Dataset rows
_____

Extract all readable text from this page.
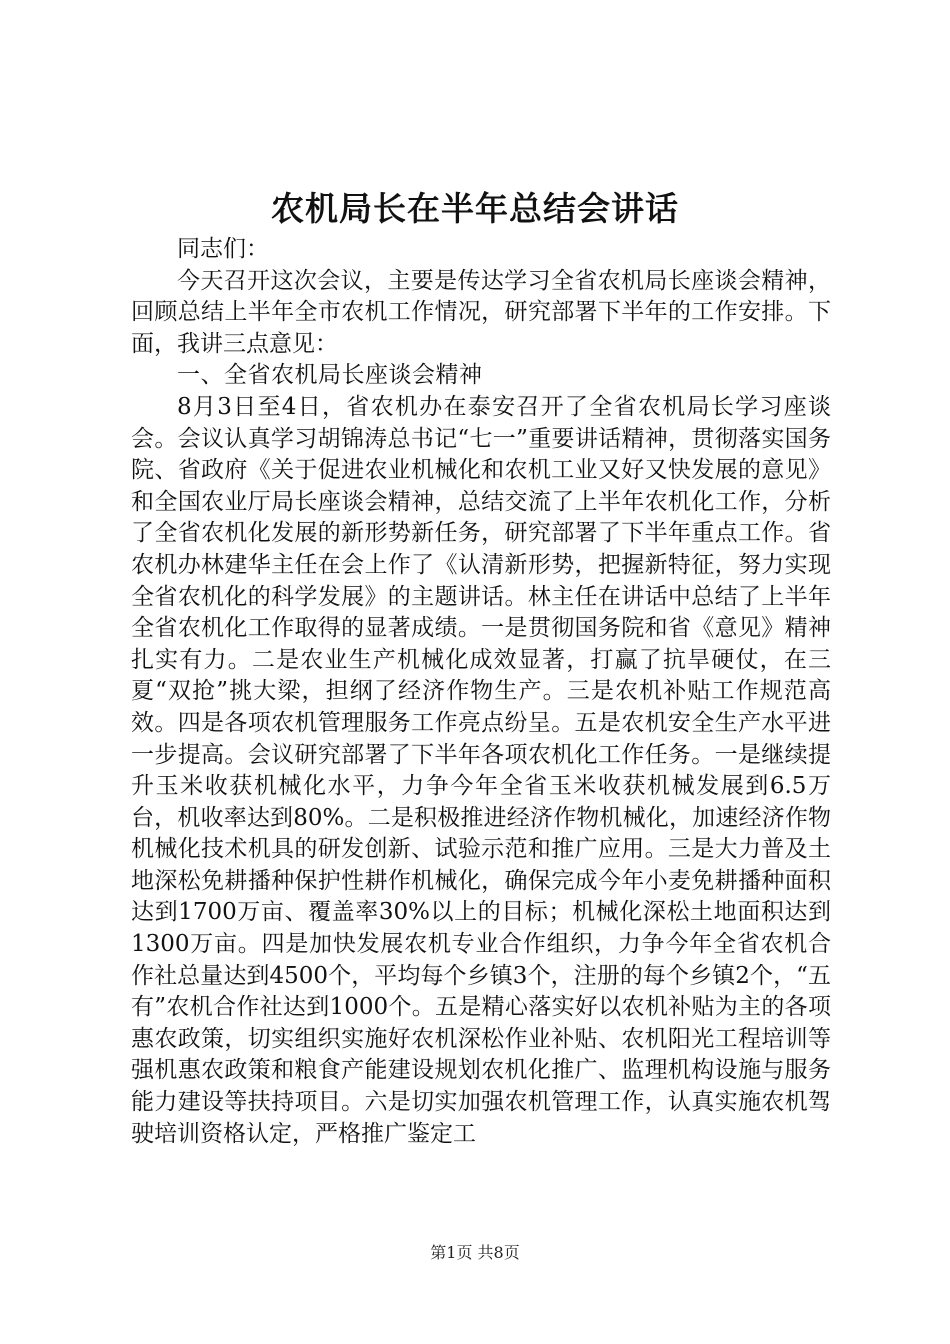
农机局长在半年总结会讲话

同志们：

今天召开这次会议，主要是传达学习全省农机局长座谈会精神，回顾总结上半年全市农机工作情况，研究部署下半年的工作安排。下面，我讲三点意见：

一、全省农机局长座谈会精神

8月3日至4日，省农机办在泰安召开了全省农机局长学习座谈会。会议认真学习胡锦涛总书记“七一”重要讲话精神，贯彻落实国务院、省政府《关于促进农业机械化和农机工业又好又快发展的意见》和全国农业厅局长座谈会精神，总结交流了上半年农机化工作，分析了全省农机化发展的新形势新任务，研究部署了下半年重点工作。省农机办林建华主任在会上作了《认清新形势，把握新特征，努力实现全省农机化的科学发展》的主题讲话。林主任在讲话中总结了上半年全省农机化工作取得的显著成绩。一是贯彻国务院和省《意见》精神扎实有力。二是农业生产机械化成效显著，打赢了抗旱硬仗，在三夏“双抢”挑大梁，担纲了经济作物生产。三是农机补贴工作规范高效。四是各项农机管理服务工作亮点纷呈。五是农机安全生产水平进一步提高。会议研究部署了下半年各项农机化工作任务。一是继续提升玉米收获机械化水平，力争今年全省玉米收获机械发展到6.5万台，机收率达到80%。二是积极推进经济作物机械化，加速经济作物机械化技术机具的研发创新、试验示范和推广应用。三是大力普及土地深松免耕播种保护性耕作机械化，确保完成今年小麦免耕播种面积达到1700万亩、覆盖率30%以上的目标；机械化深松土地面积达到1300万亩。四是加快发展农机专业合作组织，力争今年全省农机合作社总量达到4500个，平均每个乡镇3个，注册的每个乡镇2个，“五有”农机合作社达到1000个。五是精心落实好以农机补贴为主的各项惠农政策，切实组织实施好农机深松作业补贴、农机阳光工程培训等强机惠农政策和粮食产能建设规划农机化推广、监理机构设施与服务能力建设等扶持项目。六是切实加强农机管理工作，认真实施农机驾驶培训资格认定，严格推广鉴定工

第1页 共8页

_____

**EXERCISE REQUIREMENTS**: Repeat each record exactly, with the pictures left out.

**RESPONSE**:
Extract all readable text from this page.
农机局长在半年总结会讲话

同志们：

今天召开这次会议，主要是传达学习全省农机局长座谈会精神，回顾总结上半年全市农机工作情况，研究部署下半年的工作安排。下面，我讲三点意见：

一、全省农机局长座谈会精神

8月3日至4日，省农机办在泰安召开了全省农机局长学习座谈会。会议认真学习胡锦涛总书记“七一”重要讲话精神，贯彻落实国务院、省政府《关于促进农业机械化和农机工业又好又快发展的意见》和全国农业厅局长座谈会精神，总结交流了上半年农机化工作，分析了全省农机化发展的新形势新任务，研究部署了下半年重点工作。省农机办林建华主任在会上作了《认清新形势，把握新特征，努力实现全省农机化的科学发展》的主题讲话。林主任在讲话中总结了上半年全省农机化工作取得的显著成绩。一是贯彻国务院和省《意见》精神扎实有力。二是农业生产机械化成效显著，打赢了抗旱硬仗，在三夏“双抢”挑大梁，担纲了经济作物生产。三是农机补贴工作规范高效。四是各项农机管理服务工作亮点纷呈。五是农机安全生产水平进一步提高。会议研究部署了下半年各项农机化工作任务。一是继续提升玉米收获机械化水平，力争今年全省玉米收获机械发展到6.5万台，机收率达到80%。二是积极推进经济作物机械化，加速经济作物机械化技术机具的研发创新、试验示范和推广应用。三是大力普及土地深松免耕播种保护性耕作机械化，确保完成今年小麦免耕播种面积达到1700万亩、覆盖率30%以上的目标；机械化深松土地面积达到1300万亩。四是加快发展农机专业合作组织，力争今年全省农机合作社总量达到4500个，平均每个乡镇3个，注册的每个乡镇2个，“五有”农机合作社达到1000个。五是精心落实好以农机补贴为主的各项惠农政策，切实组织实施好农机深松作业补贴、农机阳光工程培训等强机惠农政策和粮食产能建设规划农机化推广、监理机构设施与服务能力建设等扶持项目。六是切实加强农机管理工作，认真实施农机驾驶培训资格认定，严格推广鉴定工

第1页 共8页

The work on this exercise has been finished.